WHAT IS ASKED. Provide an exact transcription of all the records.

(Some records)
****************************************

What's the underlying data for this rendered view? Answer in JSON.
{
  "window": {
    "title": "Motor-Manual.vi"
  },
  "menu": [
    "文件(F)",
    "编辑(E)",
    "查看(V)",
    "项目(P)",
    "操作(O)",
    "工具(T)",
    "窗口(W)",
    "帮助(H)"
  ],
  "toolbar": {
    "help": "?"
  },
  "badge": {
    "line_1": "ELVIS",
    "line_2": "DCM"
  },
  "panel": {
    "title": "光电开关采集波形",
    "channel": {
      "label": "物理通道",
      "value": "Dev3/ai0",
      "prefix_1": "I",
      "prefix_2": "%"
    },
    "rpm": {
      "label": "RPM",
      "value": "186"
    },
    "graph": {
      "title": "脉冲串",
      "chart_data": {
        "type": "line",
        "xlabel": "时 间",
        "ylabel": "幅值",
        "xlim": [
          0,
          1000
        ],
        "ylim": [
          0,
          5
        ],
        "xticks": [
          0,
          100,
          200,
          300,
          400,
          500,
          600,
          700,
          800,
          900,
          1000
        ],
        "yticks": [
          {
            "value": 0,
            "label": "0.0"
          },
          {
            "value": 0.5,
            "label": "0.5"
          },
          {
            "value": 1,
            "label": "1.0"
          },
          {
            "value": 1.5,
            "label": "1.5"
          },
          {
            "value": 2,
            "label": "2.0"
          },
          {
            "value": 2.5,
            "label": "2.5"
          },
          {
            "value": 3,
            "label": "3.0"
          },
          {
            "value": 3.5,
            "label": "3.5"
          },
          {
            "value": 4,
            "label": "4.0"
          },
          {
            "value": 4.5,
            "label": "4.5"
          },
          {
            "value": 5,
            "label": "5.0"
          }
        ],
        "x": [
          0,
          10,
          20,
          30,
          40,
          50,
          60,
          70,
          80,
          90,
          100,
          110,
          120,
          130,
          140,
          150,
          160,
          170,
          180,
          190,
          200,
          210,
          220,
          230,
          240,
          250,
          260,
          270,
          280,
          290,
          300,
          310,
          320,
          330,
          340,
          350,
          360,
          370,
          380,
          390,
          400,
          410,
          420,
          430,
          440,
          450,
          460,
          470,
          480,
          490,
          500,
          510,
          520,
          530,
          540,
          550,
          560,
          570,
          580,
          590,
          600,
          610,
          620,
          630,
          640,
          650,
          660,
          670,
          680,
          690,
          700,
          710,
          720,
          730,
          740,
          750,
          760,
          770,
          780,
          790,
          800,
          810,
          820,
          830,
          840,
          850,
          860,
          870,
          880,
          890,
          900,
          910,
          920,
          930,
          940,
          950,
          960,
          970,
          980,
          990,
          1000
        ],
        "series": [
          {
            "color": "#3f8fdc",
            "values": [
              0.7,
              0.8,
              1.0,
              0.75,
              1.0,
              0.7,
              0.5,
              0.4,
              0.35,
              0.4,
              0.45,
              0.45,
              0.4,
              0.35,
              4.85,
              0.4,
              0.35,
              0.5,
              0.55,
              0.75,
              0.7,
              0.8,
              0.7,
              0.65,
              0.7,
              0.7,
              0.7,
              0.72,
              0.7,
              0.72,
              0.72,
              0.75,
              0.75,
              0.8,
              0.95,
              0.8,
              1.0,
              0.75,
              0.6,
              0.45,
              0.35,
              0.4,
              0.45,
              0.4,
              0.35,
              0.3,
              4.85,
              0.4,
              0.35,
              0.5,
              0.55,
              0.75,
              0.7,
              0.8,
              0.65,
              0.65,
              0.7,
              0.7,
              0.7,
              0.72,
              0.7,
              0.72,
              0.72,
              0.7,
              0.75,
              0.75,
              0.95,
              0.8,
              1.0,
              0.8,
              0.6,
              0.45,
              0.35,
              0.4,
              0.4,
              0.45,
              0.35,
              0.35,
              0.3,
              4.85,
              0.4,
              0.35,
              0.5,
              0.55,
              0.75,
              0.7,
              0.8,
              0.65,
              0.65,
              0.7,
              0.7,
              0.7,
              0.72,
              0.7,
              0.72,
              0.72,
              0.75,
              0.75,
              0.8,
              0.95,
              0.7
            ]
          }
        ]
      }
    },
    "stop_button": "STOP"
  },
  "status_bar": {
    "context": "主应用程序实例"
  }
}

****************************************

RESPONSE.
What's the underlying data for this rendered view? Answer in JSON.
{
  "window": {
    "title": "Motor-Manual.vi"
  },
  "menu": [
    "文件(F)",
    "编辑(E)",
    "查看(V)",
    "项目(P)",
    "操作(O)",
    "工具(T)",
    "窗口(W)",
    "帮助(H)"
  ],
  "toolbar": {
    "help": "?"
  },
  "badge": {
    "line_1": "ELVIS",
    "line_2": "DCM"
  },
  "panel": {
    "title": "光电开关采集波形",
    "channel": {
      "label": "物理通道",
      "value": "Dev3/ai0",
      "prefix_1": "I",
      "prefix_2": "%"
    },
    "rpm": {
      "label": "RPM",
      "value": "186"
    },
    "graph": {
      "title": "脉冲串",
      "chart_data": {
        "type": "line",
        "xlabel": "时 间",
        "ylabel": "幅值",
        "xlim": [
          0,
          1000
        ],
        "ylim": [
          0,
          5
        ],
        "xticks": [
          0,
          100,
          200,
          300,
          400,
          500,
          600,
          700,
          800,
          900,
          1000
        ],
        "yticks": [
          {
            "value": 0,
            "label": "0.0"
          },
          {
            "value": 0.5,
            "label": "0.5"
          },
          {
            "value": 1,
            "label": "1.0"
          },
          {
            "value": 1.5,
            "label": "1.5"
          },
          {
            "value": 2,
            "label": "2.0"
          },
          {
            "value": 2.5,
            "label": "2.5"
          },
          {
            "value": 3,
            "label": "3.0"
          },
          {
            "value": 3.5,
            "label": "3.5"
          },
          {
            "value": 4,
            "label": "4.0"
          },
          {
            "value": 4.5,
            "label": "4.5"
          },
          {
            "value": 5,
            "label": "5.0"
          }
        ],
        "x": [
          0,
          10,
          20,
          30,
          40,
          50,
          60,
          70,
          80,
          90,
          100,
          110,
          120,
          130,
          140,
          150,
          160,
          170,
          180,
          190,
          200,
          210,
          220,
          230,
          240,
          250,
          260,
          270,
          280,
          290,
          300,
          310,
          320,
          330,
          340,
          350,
          360,
          370,
          380,
          390,
          400,
          410,
          420,
          430,
          440,
          450,
          460,
          470,
          480,
          490,
          500,
          510,
          520,
          530,
          540,
          550,
          560,
          570,
          580,
          590,
          600,
          610,
          620,
          630,
          640,
          650,
          660,
          670,
          680,
          690,
          700,
          710,
          720,
          730,
          740,
          750,
          760,
          770,
          780,
          790,
          800,
          810,
          820,
          830,
          840,
          850,
          860,
          870,
          880,
          890,
          900,
          910,
          920,
          930,
          940,
          950,
          960,
          970,
          980,
          990,
          1000
        ],
        "series": [
          {
            "color": "#3f8fdc",
            "values": [
              0.7,
              0.8,
              1.0,
              0.75,
              1.0,
              0.7,
              0.5,
              0.4,
              0.35,
              0.4,
              0.45,
              0.45,
              0.4,
              0.35,
              4.85,
              0.4,
              0.35,
              0.5,
              0.55,
              0.75,
              0.7,
              0.8,
              0.7,
              0.65,
              0.7,
              0.7,
              0.7,
              0.72,
              0.7,
              0.72,
              0.72,
              0.75,
              0.75,
              0.8,
              0.95,
              0.8,
              1.0,
              0.75,
              0.6,
              0.45,
              0.35,
              0.4,
              0.45,
              0.4,
              0.35,
              0.3,
              4.85,
              0.4,
              0.35,
              0.5,
              0.55,
              0.75,
              0.7,
              0.8,
              0.65,
              0.65,
              0.7,
              0.7,
              0.7,
              0.72,
              0.7,
              0.72,
              0.72,
              0.7,
              0.75,
              0.75,
              0.95,
              0.8,
              1.0,
              0.8,
              0.6,
              0.45,
              0.35,
              0.4,
              0.4,
              0.45,
              0.35,
              0.35,
              0.3,
              4.85,
              0.4,
              0.35,
              0.5,
              0.55,
              0.75,
              0.7,
              0.8,
              0.65,
              0.65,
              0.7,
              0.7,
              0.7,
              0.72,
              0.7,
              0.72,
              0.72,
              0.75,
              0.75,
              0.8,
              0.95,
              0.7
            ]
          }
        ]
      }
    },
    "stop_button": "STOP"
  },
  "status_bar": {
    "context": "主应用程序实例"
  }
}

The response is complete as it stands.